### WORK TO DO:
Pick out each line in these entries that contains the string "name".

(Dataset listings of figures)
>> start

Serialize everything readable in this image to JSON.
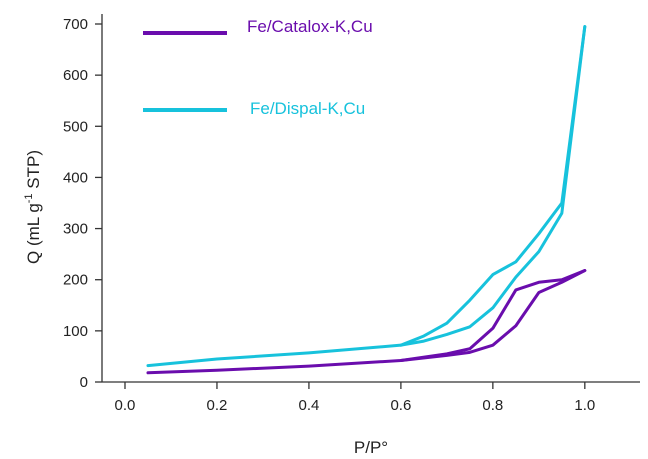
{
  "chart_data": {
    "type": "line",
    "title": "",
    "xlabel": "P/P°",
    "ylabel": {
      "main": "Q (mL g",
      "sup": "-1",
      "rest": " STP)"
    },
    "xlim": [
      -0.05,
      1.12
    ],
    "ylim": [
      0,
      700
    ],
    "xticks": [
      0.0,
      0.2,
      0.4,
      0.6,
      0.8,
      1.0
    ],
    "xtick_labels": [
      "0.0",
      "0.2",
      "0.4",
      "0.6",
      "0.8",
      "1.0"
    ],
    "yticks": [
      0,
      100,
      200,
      300,
      400,
      500,
      600,
      700
    ],
    "ytick_labels": [
      "0",
      "100",
      "200",
      "300",
      "400",
      "500",
      "600",
      "700"
    ],
    "grid": false,
    "legend_position": "top",
    "series": [
      {
        "name": "Fe/Catalox-K,Cu",
        "color": "#6a0dad",
        "adsorption": {
          "x": [
            0.05,
            0.2,
            0.4,
            0.6,
            0.7,
            0.75,
            0.8,
            0.85,
            0.9,
            0.95,
            1.0
          ],
          "y": [
            18,
            23,
            31,
            42,
            52,
            58,
            72,
            110,
            175,
            195,
            218
          ]
        },
        "desorption": {
          "x": [
            1.0,
            0.95,
            0.9,
            0.85,
            0.8,
            0.75,
            0.7,
            0.6
          ],
          "y": [
            218,
            200,
            195,
            180,
            105,
            65,
            55,
            42
          ]
        }
      },
      {
        "name": "Fe/Dispal-K,Cu",
        "color": "#17c2dc",
        "adsorption": {
          "x": [
            0.05,
            0.2,
            0.4,
            0.6,
            0.65,
            0.7,
            0.75,
            0.8,
            0.85,
            0.9,
            0.95,
            1.0
          ],
          "y": [
            32,
            45,
            57,
            72,
            80,
            93,
            108,
            145,
            205,
            255,
            330,
            695
          ]
        },
        "desorption": {
          "x": [
            1.0,
            0.95,
            0.9,
            0.85,
            0.8,
            0.75,
            0.7,
            0.65,
            0.6
          ],
          "y": [
            695,
            350,
            290,
            235,
            210,
            160,
            115,
            90,
            72
          ]
        }
      }
    ]
  }
}
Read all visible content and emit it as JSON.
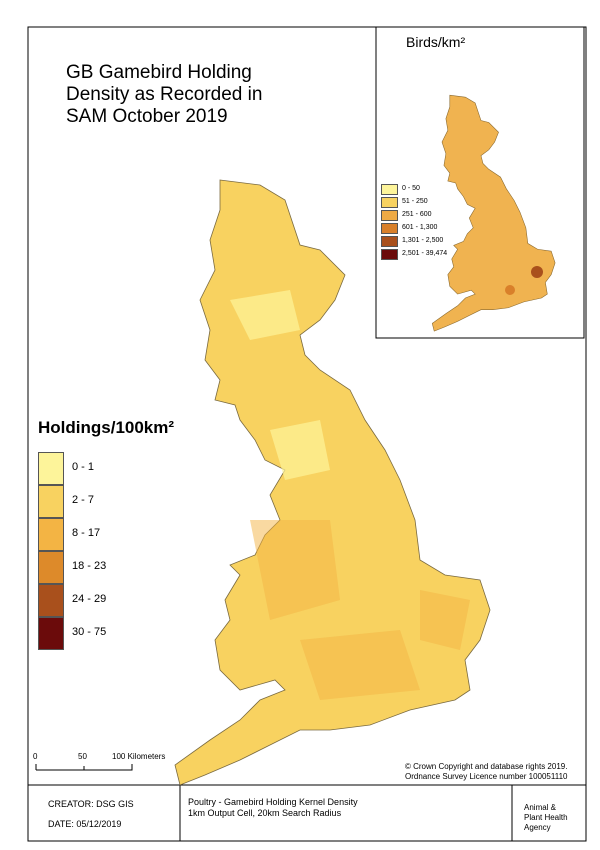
{
  "map": {
    "title": "GB Gamebird Holding Density as Recorded in SAM October 2019",
    "inset": {
      "title": "Birds/km²",
      "legend": [
        {
          "label": "0 - 50",
          "color": "#fdf49a"
        },
        {
          "label": "51 - 250",
          "color": "#f8d260"
        },
        {
          "label": "251 - 600",
          "color": "#eeaa45"
        },
        {
          "label": "601 - 1,300",
          "color": "#d9802a"
        },
        {
          "label": "1,301 - 2,500",
          "color": "#a9501c"
        },
        {
          "label": "2,501 - 39,474",
          "color": "#6b0b0b"
        }
      ]
    },
    "legend": {
      "title": "Holdings/100km²",
      "items": [
        {
          "label": "0 - 1",
          "color": "#fdf49a"
        },
        {
          "label": "2 - 7",
          "color": "#f8d260"
        },
        {
          "label": "8 - 17",
          "color": "#f3b444"
        },
        {
          "label": "18 - 23",
          "color": "#dd8a2a"
        },
        {
          "label": "24 - 29",
          "color": "#a9501c"
        },
        {
          "label": "30 - 75",
          "color": "#6b0b0b"
        }
      ]
    },
    "scale_bar": {
      "labels": [
        "0",
        "50",
        "100 Kilometers"
      ]
    },
    "copyright": [
      "© Crown Copyright and database rights 2019.",
      "Ordnance Survey Licence number 100051110"
    ],
    "footer": {
      "creator": "CREATOR: DSG GIS",
      "date": "DATE: 05/12/2019",
      "description": [
        "Poultry - Gamebird Holding Kernel Density",
        "1km Output Cell, 20km Search Radius"
      ],
      "agency": [
        "Animal &",
        "Plant Health",
        "Agency"
      ]
    }
  }
}
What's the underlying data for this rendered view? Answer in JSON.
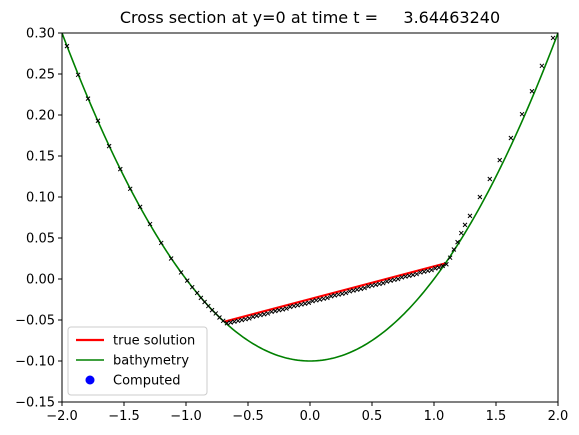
{
  "chart_data": {
    "type": "line",
    "title": "Cross section at y=0 at time t =     3.64463240",
    "xlabel": "",
    "ylabel": "",
    "xlim": [
      -2.0,
      2.0
    ],
    "ylim": [
      -0.15,
      0.3
    ],
    "xticks": [
      -2.0,
      -1.5,
      -1.0,
      -0.5,
      0.0,
      0.5,
      1.0,
      1.5,
      2.0
    ],
    "xtick_labels": [
      "−2.0",
      "−1.5",
      "−1.0",
      "−0.5",
      "0.0",
      "0.5",
      "1.0",
      "1.5",
      "2.0"
    ],
    "yticks": [
      -0.15,
      -0.1,
      -0.05,
      0.0,
      0.05,
      0.1,
      0.15,
      0.2,
      0.25,
      0.3
    ],
    "ytick_labels": [
      "−0.15",
      "−0.10",
      "−0.05",
      "0.00",
      "0.05",
      "0.10",
      "0.15",
      "0.20",
      "0.25",
      "0.30"
    ],
    "grid": false,
    "legend_position": "lower-left",
    "series": [
      {
        "name": "true solution",
        "kind": "line",
        "color": "#ff0000",
        "x": [
          -0.69,
          1.09
        ],
        "y": [
          -0.052,
          0.019
        ]
      },
      {
        "name": "bathymetry",
        "kind": "line",
        "color": "#008000",
        "function": "y = 0.1*x^2 - 0.1",
        "x": [
          -2.0,
          -1.5,
          -1.0,
          -0.5,
          0.0,
          0.5,
          1.0,
          1.5,
          2.0
        ],
        "y": [
          0.3,
          0.125,
          0.0,
          -0.075,
          -0.1,
          -0.075,
          0.0,
          0.125,
          0.3
        ]
      },
      {
        "name": "Computed",
        "kind": "scatter",
        "color": "#0000ff",
        "marker_color": "#000000",
        "x": [
          -1.96,
          -1.87,
          -1.79,
          -1.71,
          -1.62,
          -1.53,
          -1.45,
          -1.37,
          -1.29,
          -1.2,
          -1.12,
          -1.04,
          -0.99,
          -0.95,
          -0.91,
          -0.88,
          -0.85,
          -0.82,
          -0.79,
          -0.76,
          -0.73,
          -0.7,
          -0.67,
          -0.64,
          -0.61,
          -0.58,
          -0.55,
          -0.52,
          -0.49,
          -0.46,
          -0.43,
          -0.4,
          -0.37,
          -0.34,
          -0.31,
          -0.28,
          -0.25,
          -0.22,
          -0.19,
          -0.16,
          -0.13,
          -0.1,
          -0.07,
          -0.04,
          -0.01,
          0.02,
          0.05,
          0.08,
          0.11,
          0.14,
          0.17,
          0.2,
          0.23,
          0.26,
          0.29,
          0.32,
          0.35,
          0.38,
          0.41,
          0.44,
          0.47,
          0.5,
          0.53,
          0.56,
          0.59,
          0.62,
          0.65,
          0.68,
          0.71,
          0.74,
          0.77,
          0.8,
          0.83,
          0.86,
          0.89,
          0.92,
          0.95,
          0.98,
          1.01,
          1.04,
          1.07,
          1.1,
          1.13,
          1.16,
          1.19,
          1.22,
          1.25,
          1.29,
          1.37,
          1.45,
          1.53,
          1.62,
          1.71,
          1.79,
          1.87,
          1.96
        ],
        "y": [
          0.284,
          0.249,
          0.22,
          0.193,
          0.162,
          0.134,
          0.11,
          0.088,
          0.067,
          0.044,
          0.025,
          0.008,
          -0.002,
          -0.01,
          -0.017,
          -0.023,
          -0.028,
          -0.033,
          -0.038,
          -0.042,
          -0.047,
          -0.051,
          -0.054,
          -0.053,
          -0.052,
          -0.051,
          -0.05,
          -0.049,
          -0.048,
          -0.046,
          -0.045,
          -0.044,
          -0.043,
          -0.042,
          -0.04,
          -0.039,
          -0.038,
          -0.037,
          -0.036,
          -0.034,
          -0.033,
          -0.032,
          -0.031,
          -0.03,
          -0.029,
          -0.027,
          -0.026,
          -0.025,
          -0.024,
          -0.023,
          -0.021,
          -0.02,
          -0.019,
          -0.018,
          -0.017,
          -0.015,
          -0.014,
          -0.013,
          -0.012,
          -0.011,
          -0.009,
          -0.008,
          -0.007,
          -0.006,
          -0.005,
          -0.003,
          -0.002,
          -0.001,
          0.0,
          0.002,
          0.003,
          0.004,
          0.005,
          0.006,
          0.008,
          0.009,
          0.01,
          0.011,
          0.013,
          0.014,
          0.016,
          0.018,
          0.026,
          0.036,
          0.045,
          0.056,
          0.066,
          0.077,
          0.1,
          0.122,
          0.145,
          0.172,
          0.201,
          0.229,
          0.26,
          0.294
        ]
      }
    ]
  }
}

>> end

### TASK ANSWER:
        "name": "Fe/Catalox-K,Cu",
        "name": "Fe/Dispal-K,Cu",
        "name": "true solution",
        "name": "bathymetry",
        "name": "Computed",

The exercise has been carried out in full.